The request: Transcribe all the entries word for word, omitting any pictures they contain.

Data shown:
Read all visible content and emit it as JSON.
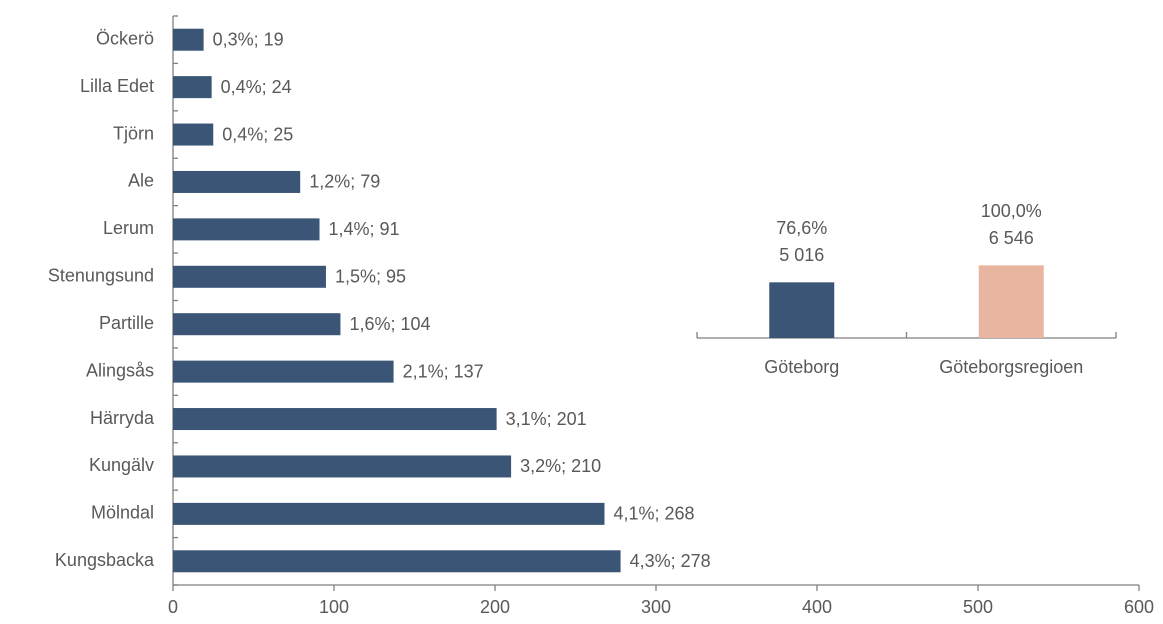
{
  "chart_data": [
    {
      "type": "hbar",
      "categories": [
        "Öckerö",
        "Lilla Edet",
        "Tjörn",
        "Ale",
        "Lerum",
        "Stenungsund",
        "Partille",
        "Alingsås",
        "Härryda",
        "Kungälv",
        "Mölndal",
        "Kungsbacka"
      ],
      "values": [
        19,
        24,
        25,
        79,
        91,
        95,
        104,
        137,
        201,
        210,
        268,
        278
      ],
      "value_labels": [
        "0,3%; 19",
        "0,4%; 24",
        "0,4%; 25",
        "1,2%; 79",
        "1,4%; 91",
        "1,5%; 95",
        "1,6%; 104",
        "2,1%; 137",
        "3,1%; 201",
        "3,2%; 210",
        "4,1%; 268",
        "4,3%; 278"
      ],
      "color": "#3a5575",
      "xlim": [
        0,
        600
      ],
      "xticks": [
        0,
        100,
        200,
        300,
        400,
        500,
        600
      ]
    },
    {
      "type": "bar",
      "categories": [
        "Göteborg",
        "Göteborgsregioen"
      ],
      "values": [
        5016,
        6546
      ],
      "value_labels": [
        [
          "76,6%",
          "5 016"
        ],
        [
          "100,0%",
          "6 546"
        ]
      ],
      "colors": [
        "#3a5575",
        "#e8b5a0"
      ]
    }
  ]
}
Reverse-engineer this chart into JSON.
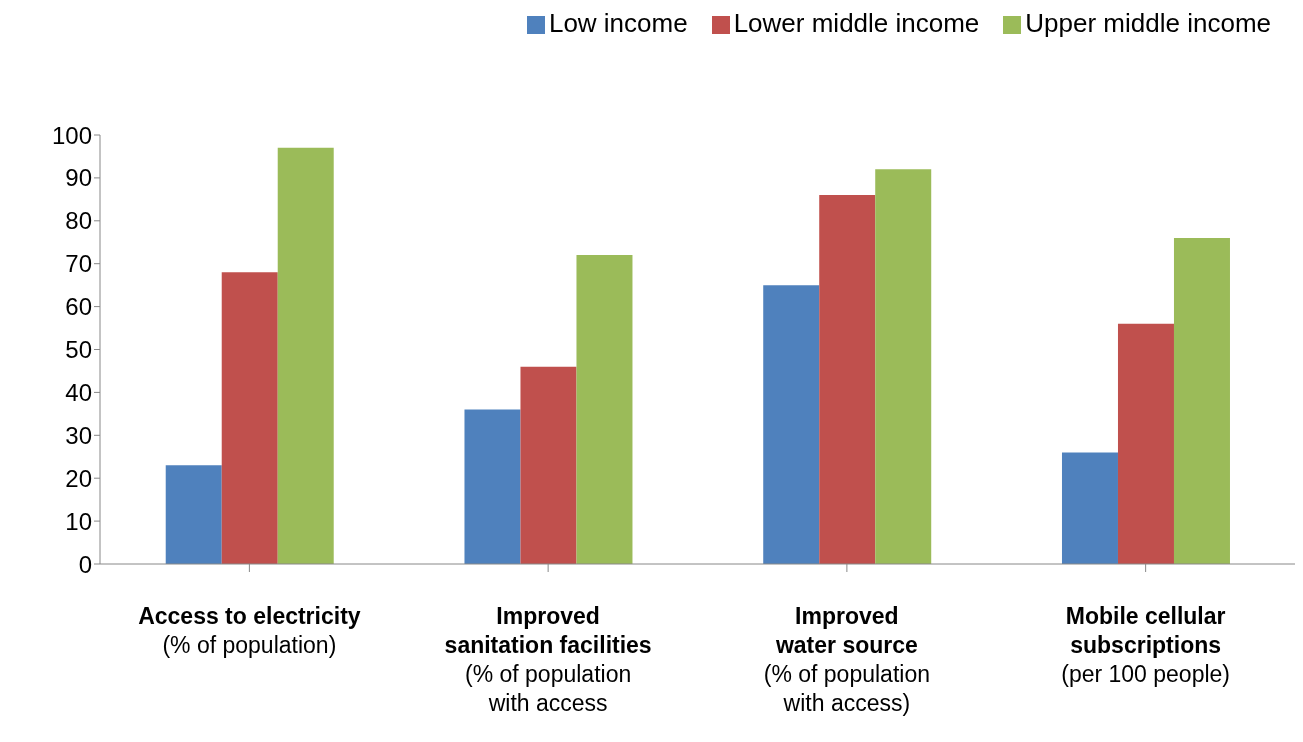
{
  "chart_data": {
    "type": "bar",
    "categories": [
      "Access to electricity\n(% of population)",
      "Improved\nsanitation facilities\n(% of population\nwith access",
      "Improved\nwater source\n(% of population\nwith access)",
      "Mobile cellular\nsubscriptions\n(per 100 people)"
    ],
    "series": [
      {
        "name": "Low income",
        "color": "#4f81bd",
        "values": [
          23,
          36,
          65,
          26
        ]
      },
      {
        "name": "Lower middle income",
        "color": "#c0504d",
        "values": [
          68,
          46,
          86,
          56
        ]
      },
      {
        "name": "Upper middle income",
        "color": "#9bbb59",
        "values": [
          97,
          72,
          92,
          76
        ]
      }
    ],
    "ylim": [
      0,
      100
    ],
    "yticks": [
      0,
      10,
      20,
      30,
      40,
      50,
      60,
      70,
      80,
      90,
      100
    ],
    "grid": false,
    "legend": "top right"
  }
}
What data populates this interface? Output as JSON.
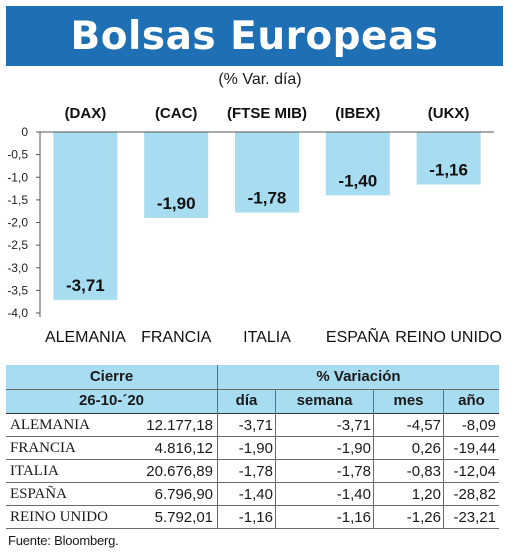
{
  "header": {
    "title": "Bolsas Europeas",
    "subtitle": "(% Var. día)"
  },
  "chart_data": {
    "type": "bar",
    "categories": [
      "ALEMANIA",
      "FRANCIA",
      "ITALIA",
      "ESPAÑA",
      "REINO UNIDO"
    ],
    "index_labels": [
      "(DAX)",
      "(CAC)",
      "(FTSE MIB)",
      "(IBEX)",
      "(UKX)"
    ],
    "values": [
      -3.71,
      -1.9,
      -1.78,
      -1.4,
      -1.16
    ],
    "value_labels": [
      "-3,71",
      "-1,90",
      "-1,78",
      "-1,40",
      "-1,16"
    ],
    "y_ticks": [
      0,
      -0.5,
      -1.0,
      -1.5,
      -2.0,
      -2.5,
      -3.0,
      -3.5,
      -4.0
    ],
    "y_tick_labels": [
      "0",
      "-0,5",
      "-1,0",
      "-1,5",
      "-2,0",
      "-2,5",
      "-3,0",
      "-3,5",
      "-4,0"
    ],
    "ylim": [
      -4.0,
      0
    ],
    "bar_color": "#a8dcf0",
    "grid": false
  },
  "table": {
    "header_close": "Cierre",
    "header_date": "26-10-´20",
    "header_variation": "% Variación",
    "columns": [
      "día",
      "semana",
      "mes",
      "año"
    ],
    "rows": [
      {
        "country": "ALEMANIA",
        "close": "12.177,18",
        "day": "-3,71",
        "week": "-3,71",
        "month": "-4,57",
        "year": "-8,09"
      },
      {
        "country": "FRANCIA",
        "close": "4.816,12",
        "day": "-1,90",
        "week": "-1,90",
        "month": "0,26",
        "year": "-19,44"
      },
      {
        "country": "ITALIA",
        "close": "20.676,89",
        "day": "-1,78",
        "week": "-1,78",
        "month": "-0,83",
        "year": "-12,04"
      },
      {
        "country": "ESPAÑA",
        "close": "6.796,90",
        "day": "-1,40",
        "week": "-1,40",
        "month": "1,20",
        "year": "-28,82"
      },
      {
        "country": "REINO UNIDO",
        "close": "5.792,01",
        "day": "-1,16",
        "week": "-1,16",
        "month": "-1,26",
        "year": "-23,21"
      }
    ]
  },
  "footer": {
    "source": "Fuente: Bloomberg."
  },
  "colors": {
    "title_bg": "#1f6fb5",
    "accent_light": "#a8dcf0"
  }
}
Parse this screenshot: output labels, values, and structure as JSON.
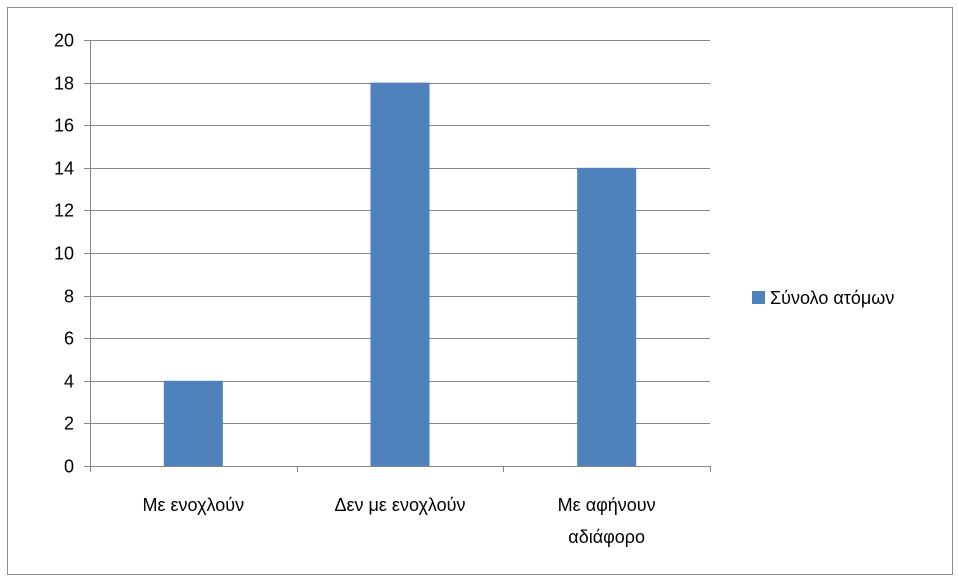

Task result:
Read all visible content and emit it as JSON.
{
  "chart_data": [
    {
      "type": "hbar",
      "categories": [
        "Öckerö",
        "Lilla Edet",
        "Tjörn",
        "Ale",
        "Lerum",
        "Stenungsund",
        "Partille",
        "Alingsås",
        "Härryda",
        "Kungälv",
        "Mölndal",
        "Kungsbacka"
      ],
      "values": [
        19,
        24,
        25,
        79,
        91,
        95,
        104,
        137,
        201,
        210,
        268,
        278
      ],
      "value_labels": [
        "0,3%; 19",
        "0,4%; 24",
        "0,4%; 25",
        "1,2%; 79",
        "1,4%; 91",
        "1,5%; 95",
        "1,6%; 104",
        "2,1%; 137",
        "3,1%; 201",
        "3,2%; 210",
        "4,1%; 268",
        "4,3%; 278"
      ],
      "color": "#3a5575",
      "xlim": [
        0,
        600
      ],
      "xticks": [
        0,
        100,
        200,
        300,
        400,
        500,
        600
      ]
    },
    {
      "type": "bar",
      "categories": [
        "Göteborg",
        "Göteborgsregioen"
      ],
      "values": [
        5016,
        6546
      ],
      "value_labels": [
        [
          "76,6%",
          "5 016"
        ],
        [
          "100,0%",
          "6 546"
        ]
      ],
      "colors": [
        "#3a5575",
        "#e8b5a0"
      ]
    }
  ]
}
Reverse-engineer this chart into JSON.
{
  "chart_data": {
    "type": "bar",
    "categories": [
      "Access to electricity\n(% of population)",
      "Improved\nsanitation facilities\n(% of population\nwith access",
      "Improved\nwater source\n(% of population\nwith access)",
      "Mobile cellular\nsubscriptions\n(per 100 people)"
    ],
    "series": [
      {
        "name": "Low income",
        "color": "#4f81bd",
        "values": [
          23,
          36,
          65,
          26
        ]
      },
      {
        "name": "Lower middle income",
        "color": "#c0504d",
        "values": [
          68,
          46,
          86,
          56
        ]
      },
      {
        "name": "Upper middle income",
        "color": "#9bbb59",
        "values": [
          97,
          72,
          92,
          76
        ]
      }
    ],
    "ylim": [
      0,
      100
    ],
    "yticks": [
      0,
      10,
      20,
      30,
      40,
      50,
      60,
      70,
      80,
      90,
      100
    ],
    "grid": false,
    "legend": "top right"
  }
}
What data populates this interface? Output as JSON.
{
  "header": {
    "title": "Bolsas Europeas",
    "subtitle": "(% Var. día)"
  },
  "chart_data": {
    "type": "bar",
    "categories": [
      "ALEMANIA",
      "FRANCIA",
      "ITALIA",
      "ESPAÑA",
      "REINO UNIDO"
    ],
    "index_labels": [
      "(DAX)",
      "(CAC)",
      "(FTSE MIB)",
      "(IBEX)",
      "(UKX)"
    ],
    "values": [
      -3.71,
      -1.9,
      -1.78,
      -1.4,
      -1.16
    ],
    "value_labels": [
      "-3,71",
      "-1,90",
      "-1,78",
      "-1,40",
      "-1,16"
    ],
    "y_ticks": [
      0,
      -0.5,
      -1.0,
      -1.5,
      -2.0,
      -2.5,
      -3.0,
      -3.5,
      -4.0
    ],
    "y_tick_labels": [
      "0",
      "-0,5",
      "-1,0",
      "-1,5",
      "-2,0",
      "-2,5",
      "-3,0",
      "-3,5",
      "-4,0"
    ],
    "ylim": [
      -4.0,
      0
    ],
    "bar_color": "#a8dcf0",
    "grid": false
  },
  "table": {
    "header_close": "Cierre",
    "header_date": "26-10-´20",
    "header_variation": "% Variación",
    "columns": [
      "día",
      "semana",
      "mes",
      "año"
    ],
    "rows": [
      {
        "country": "ALEMANIA",
        "close": "12.177,18",
        "day": "-3,71",
        "week": "-3,71",
        "month": "-4,57",
        "year": "-8,09"
      },
      {
        "country": "FRANCIA",
        "close": "4.816,12",
        "day": "-1,90",
        "week": "-1,90",
        "month": "0,26",
        "year": "-19,44"
      },
      {
        "country": "ITALIA",
        "close": "20.676,89",
        "day": "-1,78",
        "week": "-1,78",
        "month": "-0,83",
        "year": "-12,04"
      },
      {
        "country": "ESPAÑA",
        "close": "6.796,90",
        "day": "-1,40",
        "week": "-1,40",
        "month": "1,20",
        "year": "-28,82"
      },
      {
        "country": "REINO UNIDO",
        "close": "5.792,01",
        "day": "-1,16",
        "week": "-1,16",
        "month": "-1,26",
        "year": "-23,21"
      }
    ]
  },
  "footer": {
    "source": "Fuente: Bloomberg."
  },
  "colors": {
    "title_bg": "#1f6fb5",
    "accent_light": "#a8dcf0"
  }
}
Parse this screenshot: output labels, values, and structure as JSON.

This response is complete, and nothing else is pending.